**Instructions**
(1) Output the passage of the David Ireland biography starting with "Before taking up" and going on through "an oil refinery.", with no changes.
(2) According to the David Ireland biography, in what year did Ireland take up full-time writing?

**Text extract**
|---|

David Neil Ireland  (24 August 1927 – 26 July 2022) was an Australian novelist.

Biography
David Ireland was born in Lakemba in New South Wales in 1927.

Before taking up full-time writing in 1973, he undertook the classic writer's apprenticeship by working in a variety of jobs, ranging from greenskeeper to an extended period in an oil refinery.

This latter job inspired his second (and best-known) novel, The Unknown Industrial Prisoner, which brought him recognition in the early 1970s. It is still considered by many critics to be one of the best and most original Australian novels of the period.

He won the Miles Franklin Award three times (1971, 1976 and 1979). He is one of only four Australian writers to win the Award more than twice; the others are Thea Astley (4) and Tim Winton (4), and Peter Carey (3).

Ireland died on 26 July 2022 aged 94.

|---|

**Provided information**

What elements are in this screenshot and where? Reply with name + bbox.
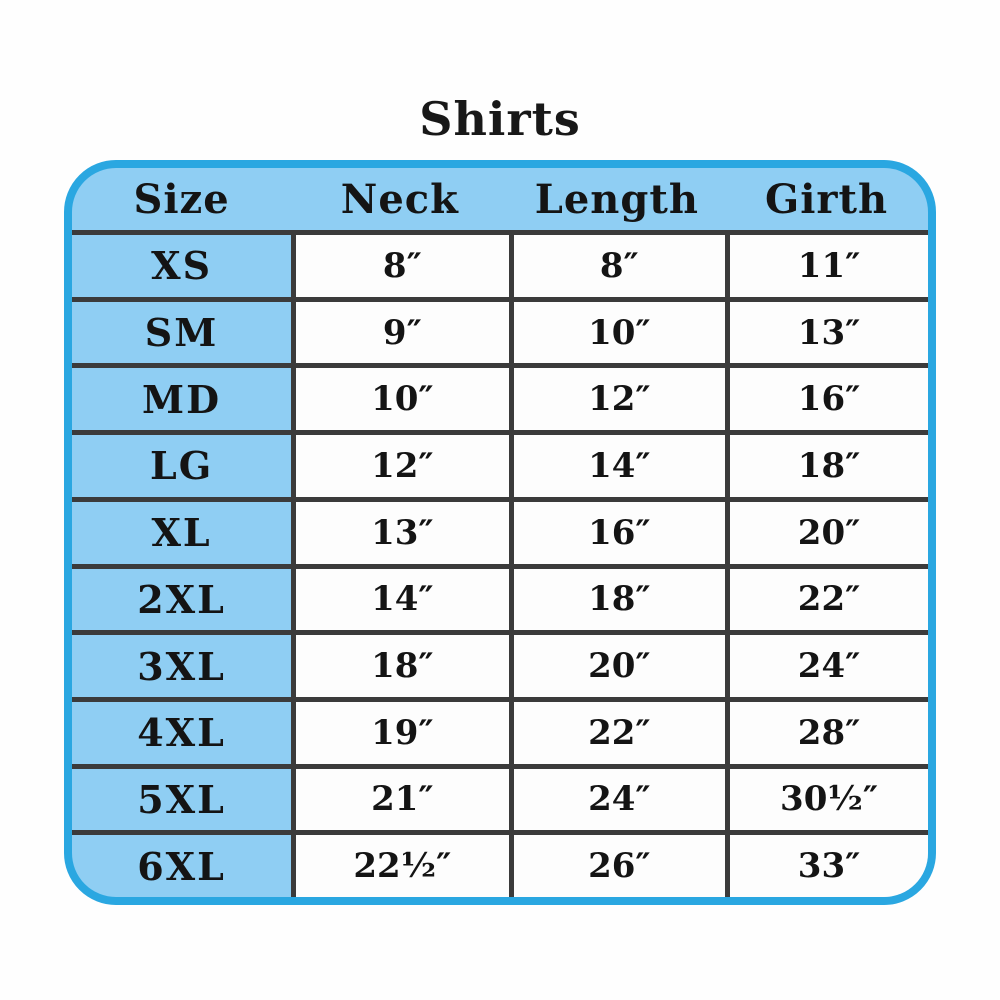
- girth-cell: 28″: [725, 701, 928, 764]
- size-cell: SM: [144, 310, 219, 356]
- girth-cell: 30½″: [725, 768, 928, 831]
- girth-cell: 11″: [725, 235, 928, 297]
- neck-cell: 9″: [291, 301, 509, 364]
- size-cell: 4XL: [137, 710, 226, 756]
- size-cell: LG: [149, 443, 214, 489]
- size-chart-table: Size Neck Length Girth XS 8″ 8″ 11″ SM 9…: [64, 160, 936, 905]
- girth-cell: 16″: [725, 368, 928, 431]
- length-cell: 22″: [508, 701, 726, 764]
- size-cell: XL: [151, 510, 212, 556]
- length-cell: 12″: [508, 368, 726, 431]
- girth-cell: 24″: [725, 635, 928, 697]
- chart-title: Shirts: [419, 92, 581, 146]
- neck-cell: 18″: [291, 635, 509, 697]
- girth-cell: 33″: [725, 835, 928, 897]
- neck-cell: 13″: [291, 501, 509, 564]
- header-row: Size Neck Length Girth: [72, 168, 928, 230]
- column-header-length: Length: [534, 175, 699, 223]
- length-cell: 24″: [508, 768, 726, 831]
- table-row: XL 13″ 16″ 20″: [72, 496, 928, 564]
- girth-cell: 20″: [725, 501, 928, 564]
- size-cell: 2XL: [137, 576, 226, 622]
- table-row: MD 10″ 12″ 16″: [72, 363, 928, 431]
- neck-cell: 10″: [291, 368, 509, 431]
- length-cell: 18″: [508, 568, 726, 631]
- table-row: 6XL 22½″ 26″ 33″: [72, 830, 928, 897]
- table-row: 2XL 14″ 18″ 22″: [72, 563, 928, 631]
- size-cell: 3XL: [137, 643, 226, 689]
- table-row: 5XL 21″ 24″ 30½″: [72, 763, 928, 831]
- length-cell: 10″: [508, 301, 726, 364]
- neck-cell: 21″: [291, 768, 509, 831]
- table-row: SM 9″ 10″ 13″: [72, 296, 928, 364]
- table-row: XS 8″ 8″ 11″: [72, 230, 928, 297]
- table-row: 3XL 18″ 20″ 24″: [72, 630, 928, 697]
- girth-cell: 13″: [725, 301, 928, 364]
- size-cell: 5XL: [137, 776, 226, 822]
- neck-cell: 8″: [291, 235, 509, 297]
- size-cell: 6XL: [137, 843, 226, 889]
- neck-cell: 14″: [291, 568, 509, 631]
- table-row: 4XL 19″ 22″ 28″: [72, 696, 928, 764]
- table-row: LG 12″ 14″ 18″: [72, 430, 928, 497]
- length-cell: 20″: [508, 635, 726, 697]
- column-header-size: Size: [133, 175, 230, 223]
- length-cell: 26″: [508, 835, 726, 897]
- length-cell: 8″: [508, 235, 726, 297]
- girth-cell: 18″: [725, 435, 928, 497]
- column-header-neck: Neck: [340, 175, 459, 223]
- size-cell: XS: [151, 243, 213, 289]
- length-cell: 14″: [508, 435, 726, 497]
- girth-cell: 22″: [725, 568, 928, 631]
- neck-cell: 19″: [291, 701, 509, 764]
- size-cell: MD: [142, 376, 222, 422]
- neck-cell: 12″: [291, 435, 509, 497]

|---|

**Solved problems**
(1)
Before taking up full-time writing in 1973, he undertook the classic writer's apprenticeship by working in a variety of jobs, ranging from greenskeeper to an extended period in an oil refinery.

(2) He took up full-time writing in 1973.